• _Source text_:
=====
# Need tracking advice



## marlin50lrs (Apr 12, 2010)

I shot a nice 8pt at 7:30 this morning. It seemed high. He dropped on impact and rolled around. He flopped himself over the hog panel and rolled some more. Then he got up and tried to run but only made it 5-10yds. I was reaching for another arrow and I didnt see where he entered the brush. Waited 30 minutes. Found my arrow under the feeder and broken off about 3" from the tip. A plate sized patch of blood where he rolled outside the pen. I couldn't find anymore blood after a fairly brief search. Went about 30yds into the brush then backed off. What do y'all think about the hit and what should I do now?


----------



## marlin50lrs (Apr 12, 2010)

I'm in duval county between San Diego and freer on 44


----------



## daniel7930 (Jun 16, 2011)

U find him


----------



## Profish00 (May 21, 2004)

Sounds like you hit bone, I bet that deer is in Waco by now.


----------



## JERRY C (Jul 27, 2012)

Sounds like your going to be in fo a long day,if the deer is hit high above the spine you probably wont find him and with that little penetration you probably hit the shoulder bone high!good luck


----------



## BBCAT (Feb 2, 2010)

Trouthunter offers a tracking dog service in your area, his add is at the top of the bow hunter forum. Otherwise mark every blood spot then work in circles from the last spot.


----------



## extgreen (Oct 26, 2011)

I learned this today, look at the roots of the grass and not just the tips, Good luck


----------



## Chunky (Oct 15, 2006)

I wish you the best of luck. But from your story it seems unlikely to find the deer

I always say. I would rather miss low, than to hit high!


----------



## wet dreams (May 21, 2004)

I take it from where you hunt you shot from ground level, agree with all above, hope it all works out for you tho. What type head??...WW


----------



## Trouthunter (Dec 18, 1998)

> Trouthunter offers a tracking dog service in your area, his add is at the top of the bow hunter forum. Otherwise mark every blood spot then work in circles from the last spot.
=====
• _Listing_:

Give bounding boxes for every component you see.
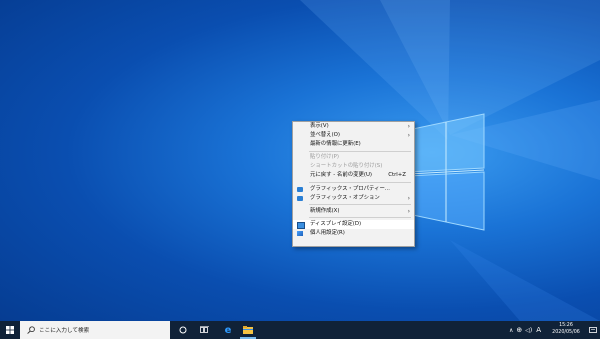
menu-separator xyxy=(309,217,411,219)
notification-center-button[interactable] xyxy=(586,321,600,339)
menu-separator xyxy=(309,204,411,206)
search-box[interactable]: ここに入力して検索 xyxy=(20,321,170,339)
notification-icon xyxy=(589,326,597,333)
menu-item-graphics-options[interactable]: グラフィックス・オプション › xyxy=(293,194,414,203)
intel-graphics-icon xyxy=(297,186,303,192)
network-icon[interactable]: ⊕ xyxy=(516,326,522,334)
volume-icon[interactable]: ◁) xyxy=(525,327,532,334)
system-tray: ∧ ⊕ ◁) A xyxy=(509,321,541,339)
menu-separator xyxy=(309,150,411,152)
chevron-right-icon: › xyxy=(407,194,410,202)
personalize-icon xyxy=(297,230,303,236)
desktop-context-menu: 表示(V) › 並べ替え(O) › 最新の情報に更新(E) 貼り付け(P) ショート… xyxy=(292,121,415,247)
menu-item-undo-rename[interactable]: 元に戻す - 名前の変更(U) Ctrl+Z xyxy=(293,171,414,180)
clock-date: 2020/05/06 xyxy=(552,329,580,335)
chevron-right-icon: › xyxy=(407,207,410,215)
shortcut-label: Ctrl+Z xyxy=(388,172,406,179)
intel-graphics-icon xyxy=(297,195,303,201)
ime-indicator[interactable]: A xyxy=(536,326,541,334)
chevron-up-icon[interactable]: ∧ xyxy=(509,327,513,334)
chevron-right-icon: › xyxy=(407,123,410,130)
menu-item-paste-shortcut: ショートカットの貼り付け(S) xyxy=(310,163,383,170)
menu-item-display-settings[interactable]: ディスプレイ設定(D) xyxy=(293,219,414,229)
menu-item-graphics-properties[interactable]: グラフィックス・プロパティー... xyxy=(293,185,414,194)
clock[interactable]: 15:26 2020/05/06 xyxy=(548,323,584,336)
display-settings-icon xyxy=(297,221,305,229)
edge-icon: e xyxy=(224,324,232,336)
chevron-right-icon: › xyxy=(407,132,410,140)
folder-icon xyxy=(243,326,253,334)
start-button[interactable] xyxy=(0,321,20,339)
windows-start-icon xyxy=(6,326,14,334)
edge-browser-button[interactable]: e xyxy=(220,321,236,339)
search-icon xyxy=(27,326,35,334)
cortana-icon xyxy=(179,326,187,334)
windows-wallpaper-logo xyxy=(408,113,485,231)
menu-item-personalize[interactable]: 個人用設定(R) xyxy=(293,229,414,238)
taskbar: ここに入力して検索 e ∧ ⊕ ◁) A 15:26 2020/05/06 xyxy=(0,321,600,339)
menu-item-sort-by[interactable]: 並べ替え(O) › xyxy=(293,131,414,140)
menu-item-paste: 貼り付け(P) xyxy=(310,154,340,161)
menu-item-new[interactable]: 新規作成(X) › xyxy=(293,207,414,216)
task-view-button[interactable] xyxy=(196,321,212,339)
task-view-icon xyxy=(199,326,209,333)
menu-item-view[interactable]: 表示(V) › xyxy=(293,122,414,131)
search-placeholder: ここに入力して検索 xyxy=(39,328,90,334)
cortana-button[interactable] xyxy=(176,321,190,339)
menu-item-refresh[interactable]: 最新の情報に更新(E) xyxy=(293,140,414,149)
menu-separator xyxy=(309,182,411,184)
=====
• _Exercise goal_: Reproduce the entire forum thread about tracking the wounded buck word for word, from its title to the final post.

• _Written response_:
# Need tracking advice



## marlin50lrs (Apr 12, 2010)

I shot a nice 8pt at 7:30 this morning. It seemed high. He dropped on impact and rolled around. He flopped himself over the hog panel and rolled some more. Then he got up and tried to run but only made it 5-10yds. I was reaching for another arrow and I didnt see where he entered the brush. Waited 30 minutes. Found my arrow under the feeder and broken off about 3" from the tip. A plate sized patch of blood where he rolled outside the pen. I couldn't find anymore blood after a fairly brief search. Went about 30yds into the brush then backed off. What do y'all think about the hit and what should I do now?


----------



## marlin50lrs (Apr 12, 2010)

I'm in duval county between San Diego and freer on 44


----------



## daniel7930 (Jun 16, 2011)

U find him


----------



## Profish00 (May 21, 2004)

Sounds like you hit bone, I bet that deer is in Waco by now.


----------



## JERRY C (Jul 27, 2012)

Sounds like your going to be in fo a long day,if the deer is hit high above the spine you probably wont find him and with that little penetration you probably hit the shoulder bone high!good luck


----------



## BBCAT (Feb 2, 2010)

Trouthunter offers a tracking dog service in your area, his add is at the top of the bow hunter forum. Otherwise mark every blood spot then work in circles from the last spot.


----------



## extgreen (Oct 26, 2011)

I learned this today, look at the roots of the grass and not just the tips, Good luck


----------



## Chunky (Oct 15, 2006)

I wish you the best of luck. But from your story it seems unlikely to find the deer

I always say. I would rather miss low, than to hit high!


----------



## wet dreams (May 21, 2004)

I take it from where you hunt you shot from ground level, agree with all above, hope it all works out for you tho. What type head??...WW


----------



## Trouthunter (Dec 18, 1998)

> Trouthunter offers a tracking dog service in your area, his add is at the top of the bow hunter forum. Otherwise mark every blood spot then work in circles from the last spot.